▸ What you will do: Find the line that contains "Read all visible content and emit it as JSON."; then retype it and each line after it, exactly, through the final line of the data below.

>> Start Records to process

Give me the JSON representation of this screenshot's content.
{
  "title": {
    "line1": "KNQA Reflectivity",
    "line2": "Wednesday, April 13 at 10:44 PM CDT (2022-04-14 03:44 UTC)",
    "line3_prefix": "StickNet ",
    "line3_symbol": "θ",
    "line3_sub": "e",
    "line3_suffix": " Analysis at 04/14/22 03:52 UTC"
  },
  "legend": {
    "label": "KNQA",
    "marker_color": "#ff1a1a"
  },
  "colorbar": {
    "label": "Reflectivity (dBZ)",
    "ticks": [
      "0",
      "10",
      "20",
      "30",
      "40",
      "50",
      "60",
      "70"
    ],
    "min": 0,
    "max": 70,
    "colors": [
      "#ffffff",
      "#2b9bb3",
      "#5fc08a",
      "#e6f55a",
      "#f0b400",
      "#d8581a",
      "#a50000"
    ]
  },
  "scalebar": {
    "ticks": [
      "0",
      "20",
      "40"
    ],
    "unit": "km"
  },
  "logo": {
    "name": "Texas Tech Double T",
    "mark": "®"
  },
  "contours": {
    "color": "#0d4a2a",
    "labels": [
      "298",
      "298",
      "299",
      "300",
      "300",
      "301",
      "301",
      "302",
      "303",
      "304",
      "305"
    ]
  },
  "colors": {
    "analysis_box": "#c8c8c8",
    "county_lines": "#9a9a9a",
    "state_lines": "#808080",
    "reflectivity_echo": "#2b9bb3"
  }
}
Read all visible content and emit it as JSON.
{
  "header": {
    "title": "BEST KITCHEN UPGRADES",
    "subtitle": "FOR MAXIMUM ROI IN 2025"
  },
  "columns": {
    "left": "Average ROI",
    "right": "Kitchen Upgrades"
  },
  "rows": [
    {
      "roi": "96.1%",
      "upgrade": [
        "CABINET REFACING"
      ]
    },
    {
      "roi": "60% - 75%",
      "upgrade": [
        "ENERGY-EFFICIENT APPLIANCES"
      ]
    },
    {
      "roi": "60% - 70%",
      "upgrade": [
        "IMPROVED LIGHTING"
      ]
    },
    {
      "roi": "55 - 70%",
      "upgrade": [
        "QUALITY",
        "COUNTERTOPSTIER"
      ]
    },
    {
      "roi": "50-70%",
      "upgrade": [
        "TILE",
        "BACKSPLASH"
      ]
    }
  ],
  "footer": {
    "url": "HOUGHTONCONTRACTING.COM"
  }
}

>> End Records to process

▸ The output:
Read all visible content and emit it as JSON.
{
  "header": {
    "title": "BEST KITCHEN UPGRADES",
    "subtitle": "FOR MAXIMUM ROI IN 2025"
  },
  "columns": {
    "left": "Average ROI",
    "right": "Kitchen Upgrades"
  },
  "rows": [
    {
      "roi": "96.1%",
      "upgrade": [
        "CABINET REFACING"
      ]
    },
    {
      "roi": "60% - 75%",
      "upgrade": [
        "ENERGY-EFFICIENT APPLIANCES"
      ]
    },
    {
      "roi": "60% - 70%",
      "upgrade": [
        "IMPROVED LIGHTING"
      ]
    },
    {
      "roi": "55 - 70%",
      "upgrade": [
        "QUALITY",
        "COUNTERTOPSTIER"
      ]
    },
    {
      "roi": "50-70%",
      "upgrade": [
        "TILE",
        "BACKSPLASH"
      ]
    }
  ],
  "footer": {
    "url": "HOUGHTONCONTRACTING.COM"
  }
}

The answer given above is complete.